_CHALLENGE:_
Search the material for the string "xlabel" and copy each line where it occurs.

## Start TASK INPUTS

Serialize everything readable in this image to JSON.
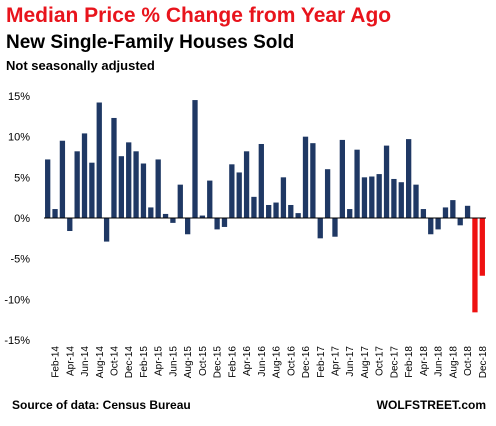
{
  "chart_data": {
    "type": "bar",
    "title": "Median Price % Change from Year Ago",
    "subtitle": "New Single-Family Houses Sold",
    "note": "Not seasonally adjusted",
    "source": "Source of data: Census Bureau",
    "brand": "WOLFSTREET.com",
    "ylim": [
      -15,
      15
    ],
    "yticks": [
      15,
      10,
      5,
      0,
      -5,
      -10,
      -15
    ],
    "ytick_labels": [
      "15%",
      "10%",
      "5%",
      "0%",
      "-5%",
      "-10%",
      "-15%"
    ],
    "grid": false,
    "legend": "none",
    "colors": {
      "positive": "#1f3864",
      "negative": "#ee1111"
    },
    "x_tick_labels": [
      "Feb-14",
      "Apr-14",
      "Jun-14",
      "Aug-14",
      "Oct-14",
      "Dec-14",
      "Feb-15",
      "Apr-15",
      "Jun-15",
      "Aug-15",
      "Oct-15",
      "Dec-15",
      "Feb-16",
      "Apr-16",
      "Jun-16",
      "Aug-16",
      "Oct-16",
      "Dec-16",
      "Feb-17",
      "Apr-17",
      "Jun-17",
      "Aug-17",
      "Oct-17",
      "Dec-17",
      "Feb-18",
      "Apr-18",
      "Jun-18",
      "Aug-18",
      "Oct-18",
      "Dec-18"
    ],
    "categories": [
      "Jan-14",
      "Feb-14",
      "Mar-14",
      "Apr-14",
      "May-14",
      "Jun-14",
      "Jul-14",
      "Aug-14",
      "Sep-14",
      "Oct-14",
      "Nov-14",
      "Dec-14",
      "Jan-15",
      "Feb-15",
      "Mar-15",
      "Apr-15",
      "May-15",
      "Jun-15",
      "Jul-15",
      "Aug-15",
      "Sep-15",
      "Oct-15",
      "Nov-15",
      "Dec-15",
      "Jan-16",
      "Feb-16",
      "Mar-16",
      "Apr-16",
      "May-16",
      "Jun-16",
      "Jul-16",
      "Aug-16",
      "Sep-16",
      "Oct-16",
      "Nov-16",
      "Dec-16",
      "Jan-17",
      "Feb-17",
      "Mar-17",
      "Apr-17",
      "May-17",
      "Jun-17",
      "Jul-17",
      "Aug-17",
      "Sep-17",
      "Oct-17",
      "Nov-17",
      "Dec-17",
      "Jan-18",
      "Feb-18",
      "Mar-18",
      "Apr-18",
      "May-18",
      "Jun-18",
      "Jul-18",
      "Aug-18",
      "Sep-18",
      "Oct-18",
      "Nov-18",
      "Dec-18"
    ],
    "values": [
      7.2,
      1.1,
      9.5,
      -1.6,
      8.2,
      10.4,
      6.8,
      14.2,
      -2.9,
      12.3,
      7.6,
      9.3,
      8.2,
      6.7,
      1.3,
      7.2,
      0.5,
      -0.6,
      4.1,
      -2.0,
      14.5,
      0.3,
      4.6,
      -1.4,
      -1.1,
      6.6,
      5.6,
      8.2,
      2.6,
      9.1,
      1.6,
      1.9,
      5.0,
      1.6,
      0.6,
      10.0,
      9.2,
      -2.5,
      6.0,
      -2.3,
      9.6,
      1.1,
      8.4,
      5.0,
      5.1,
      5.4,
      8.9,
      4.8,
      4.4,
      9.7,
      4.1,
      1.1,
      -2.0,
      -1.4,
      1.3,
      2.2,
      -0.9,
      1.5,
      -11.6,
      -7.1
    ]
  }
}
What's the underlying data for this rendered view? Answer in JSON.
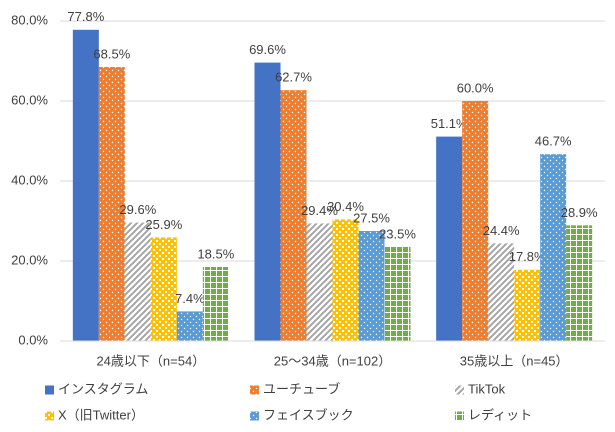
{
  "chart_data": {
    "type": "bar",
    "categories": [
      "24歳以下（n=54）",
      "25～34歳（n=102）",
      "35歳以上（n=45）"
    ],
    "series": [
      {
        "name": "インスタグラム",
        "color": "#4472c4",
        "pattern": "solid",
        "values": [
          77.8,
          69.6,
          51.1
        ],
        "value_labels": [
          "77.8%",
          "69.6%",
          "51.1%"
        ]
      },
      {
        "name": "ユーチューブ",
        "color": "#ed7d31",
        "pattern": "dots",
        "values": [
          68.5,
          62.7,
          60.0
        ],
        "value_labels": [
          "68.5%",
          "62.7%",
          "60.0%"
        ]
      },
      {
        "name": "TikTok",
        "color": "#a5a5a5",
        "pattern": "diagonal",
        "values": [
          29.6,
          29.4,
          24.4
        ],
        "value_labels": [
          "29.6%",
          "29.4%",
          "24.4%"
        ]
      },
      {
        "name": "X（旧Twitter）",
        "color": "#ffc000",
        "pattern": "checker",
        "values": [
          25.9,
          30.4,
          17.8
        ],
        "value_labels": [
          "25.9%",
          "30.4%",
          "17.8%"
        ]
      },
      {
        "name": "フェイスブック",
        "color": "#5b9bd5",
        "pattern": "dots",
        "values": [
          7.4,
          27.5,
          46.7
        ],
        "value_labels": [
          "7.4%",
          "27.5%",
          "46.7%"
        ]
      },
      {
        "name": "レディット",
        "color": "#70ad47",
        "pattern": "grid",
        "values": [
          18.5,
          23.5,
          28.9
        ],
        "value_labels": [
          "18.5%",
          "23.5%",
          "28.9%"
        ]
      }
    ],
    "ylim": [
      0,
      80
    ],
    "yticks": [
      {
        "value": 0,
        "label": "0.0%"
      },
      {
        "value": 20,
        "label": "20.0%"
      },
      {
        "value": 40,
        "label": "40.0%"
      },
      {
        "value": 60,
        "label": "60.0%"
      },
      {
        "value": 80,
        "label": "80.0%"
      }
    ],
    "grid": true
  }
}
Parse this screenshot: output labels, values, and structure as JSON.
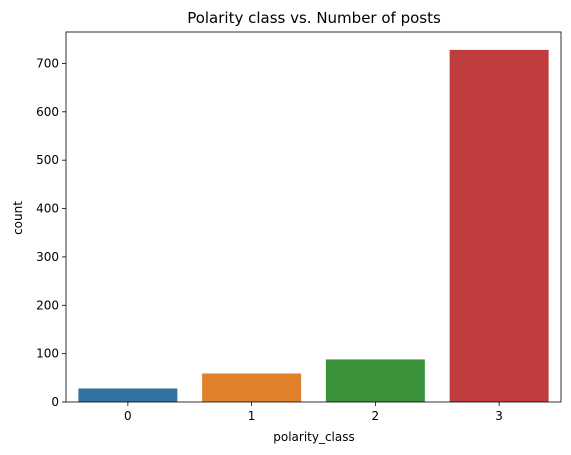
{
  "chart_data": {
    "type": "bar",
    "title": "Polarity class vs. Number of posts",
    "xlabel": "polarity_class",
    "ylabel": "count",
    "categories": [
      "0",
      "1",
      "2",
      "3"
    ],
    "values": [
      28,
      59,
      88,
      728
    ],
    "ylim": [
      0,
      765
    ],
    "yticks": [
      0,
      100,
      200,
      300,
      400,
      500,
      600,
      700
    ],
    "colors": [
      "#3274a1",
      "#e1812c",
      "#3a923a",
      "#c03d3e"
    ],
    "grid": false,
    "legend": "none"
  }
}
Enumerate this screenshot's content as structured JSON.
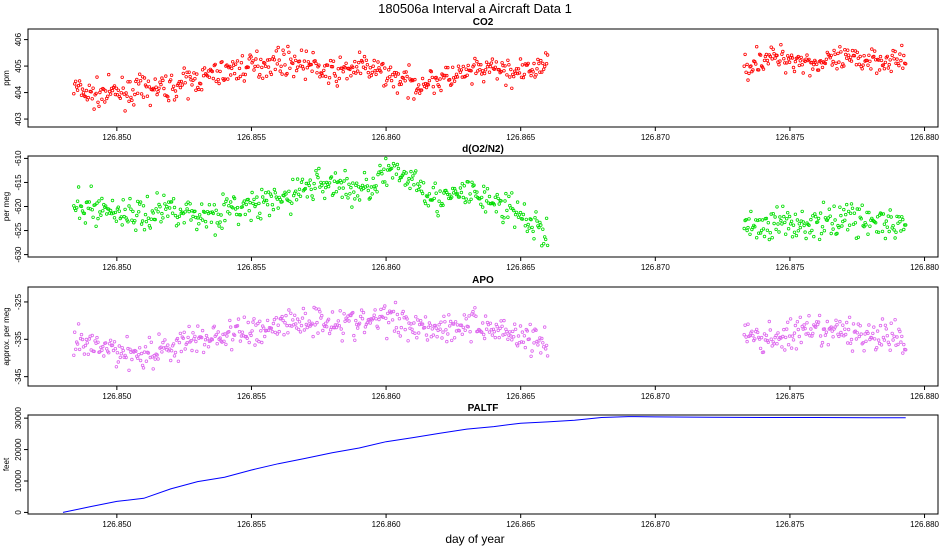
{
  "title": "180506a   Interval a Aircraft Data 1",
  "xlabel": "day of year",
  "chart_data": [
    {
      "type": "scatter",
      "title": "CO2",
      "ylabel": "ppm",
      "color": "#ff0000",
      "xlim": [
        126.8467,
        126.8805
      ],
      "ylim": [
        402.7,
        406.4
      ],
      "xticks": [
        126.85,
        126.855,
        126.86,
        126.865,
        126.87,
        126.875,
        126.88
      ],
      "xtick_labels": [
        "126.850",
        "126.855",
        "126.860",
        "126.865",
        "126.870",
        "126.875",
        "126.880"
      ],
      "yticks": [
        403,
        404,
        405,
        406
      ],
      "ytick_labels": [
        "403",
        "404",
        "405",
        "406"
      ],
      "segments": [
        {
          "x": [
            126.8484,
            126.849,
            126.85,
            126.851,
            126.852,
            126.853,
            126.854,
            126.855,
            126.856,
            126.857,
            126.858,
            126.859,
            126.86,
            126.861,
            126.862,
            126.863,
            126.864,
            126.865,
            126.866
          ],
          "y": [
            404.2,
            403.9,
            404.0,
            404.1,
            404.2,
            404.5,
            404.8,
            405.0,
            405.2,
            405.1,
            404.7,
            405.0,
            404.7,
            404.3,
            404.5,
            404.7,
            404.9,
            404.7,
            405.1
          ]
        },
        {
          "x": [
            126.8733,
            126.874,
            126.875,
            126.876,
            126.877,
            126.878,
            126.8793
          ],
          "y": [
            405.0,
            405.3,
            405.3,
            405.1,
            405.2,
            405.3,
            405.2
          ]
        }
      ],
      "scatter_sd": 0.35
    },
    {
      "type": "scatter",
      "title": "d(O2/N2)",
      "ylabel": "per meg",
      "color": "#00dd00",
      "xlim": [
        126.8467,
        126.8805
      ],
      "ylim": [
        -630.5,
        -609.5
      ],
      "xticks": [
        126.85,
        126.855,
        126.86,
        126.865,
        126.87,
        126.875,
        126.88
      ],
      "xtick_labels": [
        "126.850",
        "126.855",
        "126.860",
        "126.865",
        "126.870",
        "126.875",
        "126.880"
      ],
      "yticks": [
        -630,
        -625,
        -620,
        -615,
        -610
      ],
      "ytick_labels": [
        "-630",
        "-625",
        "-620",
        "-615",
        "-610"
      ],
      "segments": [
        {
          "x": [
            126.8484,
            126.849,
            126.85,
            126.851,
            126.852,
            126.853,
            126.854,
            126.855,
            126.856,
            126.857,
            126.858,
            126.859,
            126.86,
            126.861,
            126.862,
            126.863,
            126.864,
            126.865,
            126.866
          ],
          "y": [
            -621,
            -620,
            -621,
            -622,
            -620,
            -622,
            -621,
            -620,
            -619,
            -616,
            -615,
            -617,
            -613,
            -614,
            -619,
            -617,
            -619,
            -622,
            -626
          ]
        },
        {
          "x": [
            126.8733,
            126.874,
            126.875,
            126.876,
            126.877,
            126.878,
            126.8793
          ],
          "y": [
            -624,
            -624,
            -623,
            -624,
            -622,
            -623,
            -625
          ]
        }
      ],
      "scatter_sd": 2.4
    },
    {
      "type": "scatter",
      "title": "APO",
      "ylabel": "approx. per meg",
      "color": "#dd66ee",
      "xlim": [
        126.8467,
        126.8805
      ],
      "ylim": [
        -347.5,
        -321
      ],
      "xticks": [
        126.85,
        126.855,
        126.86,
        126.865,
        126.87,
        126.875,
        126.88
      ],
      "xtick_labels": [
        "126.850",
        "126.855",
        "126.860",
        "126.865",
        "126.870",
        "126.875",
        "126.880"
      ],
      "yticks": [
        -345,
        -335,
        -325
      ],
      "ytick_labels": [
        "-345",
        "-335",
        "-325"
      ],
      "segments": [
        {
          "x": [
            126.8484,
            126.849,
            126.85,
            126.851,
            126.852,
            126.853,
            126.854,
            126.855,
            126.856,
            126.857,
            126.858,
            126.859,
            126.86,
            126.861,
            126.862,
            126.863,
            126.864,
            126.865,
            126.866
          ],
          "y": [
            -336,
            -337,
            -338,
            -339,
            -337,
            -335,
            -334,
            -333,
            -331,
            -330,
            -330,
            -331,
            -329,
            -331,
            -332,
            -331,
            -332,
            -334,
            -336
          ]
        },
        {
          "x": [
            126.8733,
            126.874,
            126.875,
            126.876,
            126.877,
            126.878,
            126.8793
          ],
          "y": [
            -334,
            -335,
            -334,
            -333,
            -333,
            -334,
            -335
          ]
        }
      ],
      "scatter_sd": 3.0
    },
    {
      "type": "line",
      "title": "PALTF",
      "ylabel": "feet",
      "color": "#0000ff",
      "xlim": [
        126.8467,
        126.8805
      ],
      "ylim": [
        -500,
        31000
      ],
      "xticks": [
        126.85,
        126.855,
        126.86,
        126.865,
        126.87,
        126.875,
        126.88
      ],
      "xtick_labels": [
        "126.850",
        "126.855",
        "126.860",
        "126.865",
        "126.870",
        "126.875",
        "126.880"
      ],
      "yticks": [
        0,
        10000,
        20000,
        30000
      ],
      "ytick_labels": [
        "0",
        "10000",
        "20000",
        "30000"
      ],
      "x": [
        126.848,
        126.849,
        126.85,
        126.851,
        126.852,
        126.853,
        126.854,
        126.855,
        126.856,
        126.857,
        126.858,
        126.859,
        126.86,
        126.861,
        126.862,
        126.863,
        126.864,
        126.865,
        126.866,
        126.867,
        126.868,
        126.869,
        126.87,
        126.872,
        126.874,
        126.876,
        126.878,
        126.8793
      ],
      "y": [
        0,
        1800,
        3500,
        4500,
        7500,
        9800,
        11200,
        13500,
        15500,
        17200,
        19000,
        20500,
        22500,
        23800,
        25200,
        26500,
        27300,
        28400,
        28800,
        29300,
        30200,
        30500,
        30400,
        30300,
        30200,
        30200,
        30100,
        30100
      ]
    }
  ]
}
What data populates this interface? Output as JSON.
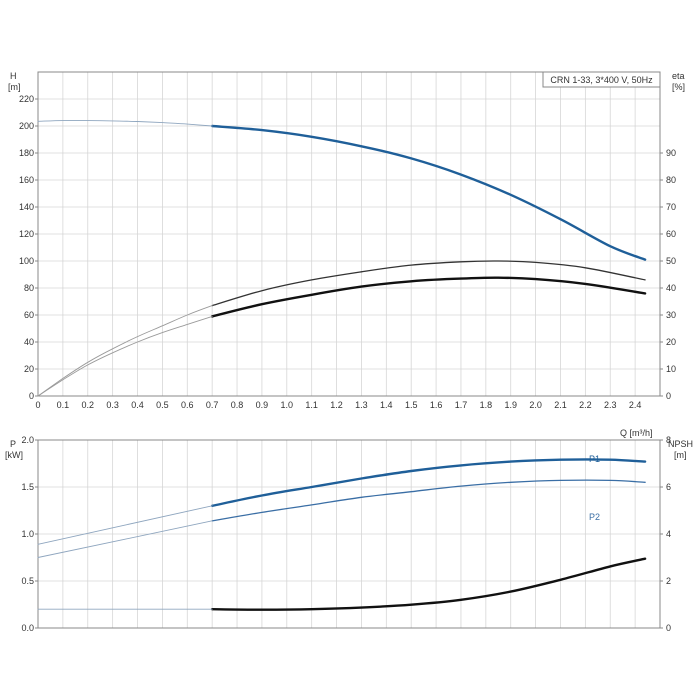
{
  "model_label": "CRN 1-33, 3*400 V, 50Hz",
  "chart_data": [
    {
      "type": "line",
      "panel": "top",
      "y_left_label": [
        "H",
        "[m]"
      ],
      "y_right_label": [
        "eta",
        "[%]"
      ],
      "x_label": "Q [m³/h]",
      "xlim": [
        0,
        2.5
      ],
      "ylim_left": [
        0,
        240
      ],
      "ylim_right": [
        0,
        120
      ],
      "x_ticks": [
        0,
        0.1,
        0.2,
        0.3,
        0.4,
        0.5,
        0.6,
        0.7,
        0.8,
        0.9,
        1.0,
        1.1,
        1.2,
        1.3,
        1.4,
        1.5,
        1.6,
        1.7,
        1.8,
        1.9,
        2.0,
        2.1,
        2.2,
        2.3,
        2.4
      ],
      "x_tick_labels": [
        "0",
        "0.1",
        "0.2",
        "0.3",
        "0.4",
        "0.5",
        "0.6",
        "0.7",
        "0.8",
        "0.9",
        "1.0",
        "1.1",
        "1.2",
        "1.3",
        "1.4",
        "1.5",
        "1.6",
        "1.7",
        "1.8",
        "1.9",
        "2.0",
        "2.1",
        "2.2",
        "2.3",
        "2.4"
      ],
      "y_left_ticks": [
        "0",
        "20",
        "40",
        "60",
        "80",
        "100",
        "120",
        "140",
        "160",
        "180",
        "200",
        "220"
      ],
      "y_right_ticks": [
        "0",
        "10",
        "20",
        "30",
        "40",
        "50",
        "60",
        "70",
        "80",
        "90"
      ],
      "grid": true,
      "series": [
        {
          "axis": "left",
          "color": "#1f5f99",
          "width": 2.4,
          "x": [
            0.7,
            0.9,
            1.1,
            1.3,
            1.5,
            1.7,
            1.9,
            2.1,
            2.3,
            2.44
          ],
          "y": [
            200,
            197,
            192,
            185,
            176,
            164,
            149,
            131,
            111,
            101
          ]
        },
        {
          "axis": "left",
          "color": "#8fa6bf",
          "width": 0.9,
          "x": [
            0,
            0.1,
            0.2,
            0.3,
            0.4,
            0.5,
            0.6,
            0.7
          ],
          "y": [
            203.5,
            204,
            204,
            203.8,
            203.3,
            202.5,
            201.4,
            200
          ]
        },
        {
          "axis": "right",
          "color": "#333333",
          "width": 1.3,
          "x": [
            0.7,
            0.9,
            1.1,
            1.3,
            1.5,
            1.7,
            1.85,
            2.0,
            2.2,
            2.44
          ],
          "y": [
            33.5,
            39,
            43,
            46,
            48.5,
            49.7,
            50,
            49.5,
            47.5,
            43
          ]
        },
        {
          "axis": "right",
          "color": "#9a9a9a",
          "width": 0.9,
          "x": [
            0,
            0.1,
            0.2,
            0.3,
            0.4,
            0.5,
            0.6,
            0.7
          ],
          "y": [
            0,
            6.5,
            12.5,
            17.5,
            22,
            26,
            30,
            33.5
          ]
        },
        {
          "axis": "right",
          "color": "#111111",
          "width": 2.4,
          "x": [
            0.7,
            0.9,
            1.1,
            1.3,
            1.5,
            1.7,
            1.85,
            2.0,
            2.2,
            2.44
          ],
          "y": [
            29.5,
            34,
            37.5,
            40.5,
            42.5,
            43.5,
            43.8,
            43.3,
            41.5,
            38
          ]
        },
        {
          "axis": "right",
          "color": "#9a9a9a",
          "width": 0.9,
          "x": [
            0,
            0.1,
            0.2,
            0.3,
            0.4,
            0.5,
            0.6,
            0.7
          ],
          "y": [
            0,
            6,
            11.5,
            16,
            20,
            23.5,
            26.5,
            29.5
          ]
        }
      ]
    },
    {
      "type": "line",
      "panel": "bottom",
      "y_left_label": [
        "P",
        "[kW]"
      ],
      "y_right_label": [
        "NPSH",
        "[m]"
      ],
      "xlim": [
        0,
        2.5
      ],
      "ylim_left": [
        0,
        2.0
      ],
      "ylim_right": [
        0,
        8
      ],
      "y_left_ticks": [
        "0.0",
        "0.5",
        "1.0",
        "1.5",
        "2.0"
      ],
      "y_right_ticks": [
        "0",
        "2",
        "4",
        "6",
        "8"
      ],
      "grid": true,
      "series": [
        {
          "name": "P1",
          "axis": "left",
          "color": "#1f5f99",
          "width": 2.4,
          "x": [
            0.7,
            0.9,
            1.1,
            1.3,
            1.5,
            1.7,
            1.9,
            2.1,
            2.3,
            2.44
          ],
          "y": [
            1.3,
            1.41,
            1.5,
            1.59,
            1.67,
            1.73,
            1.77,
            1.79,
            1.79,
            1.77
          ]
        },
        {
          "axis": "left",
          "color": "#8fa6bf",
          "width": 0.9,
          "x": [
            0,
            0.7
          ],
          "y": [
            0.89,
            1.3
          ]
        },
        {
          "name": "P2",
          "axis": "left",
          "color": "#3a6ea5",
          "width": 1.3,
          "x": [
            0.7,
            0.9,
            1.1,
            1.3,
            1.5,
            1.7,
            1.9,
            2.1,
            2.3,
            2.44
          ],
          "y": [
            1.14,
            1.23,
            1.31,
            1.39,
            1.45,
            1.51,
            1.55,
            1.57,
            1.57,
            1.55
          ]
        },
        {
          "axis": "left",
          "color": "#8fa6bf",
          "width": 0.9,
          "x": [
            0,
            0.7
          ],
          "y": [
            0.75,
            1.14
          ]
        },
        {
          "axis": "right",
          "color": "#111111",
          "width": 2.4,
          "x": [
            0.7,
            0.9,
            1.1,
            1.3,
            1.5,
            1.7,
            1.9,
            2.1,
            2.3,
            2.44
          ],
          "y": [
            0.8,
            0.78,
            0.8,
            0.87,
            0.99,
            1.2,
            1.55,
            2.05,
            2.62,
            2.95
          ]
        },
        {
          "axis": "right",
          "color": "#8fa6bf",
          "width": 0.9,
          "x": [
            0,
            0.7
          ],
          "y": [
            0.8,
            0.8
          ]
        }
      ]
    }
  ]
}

## End TASK INPUTS

_RESULT:_
    "xlabel": "polarity_class",
  "xlabel": "day of year",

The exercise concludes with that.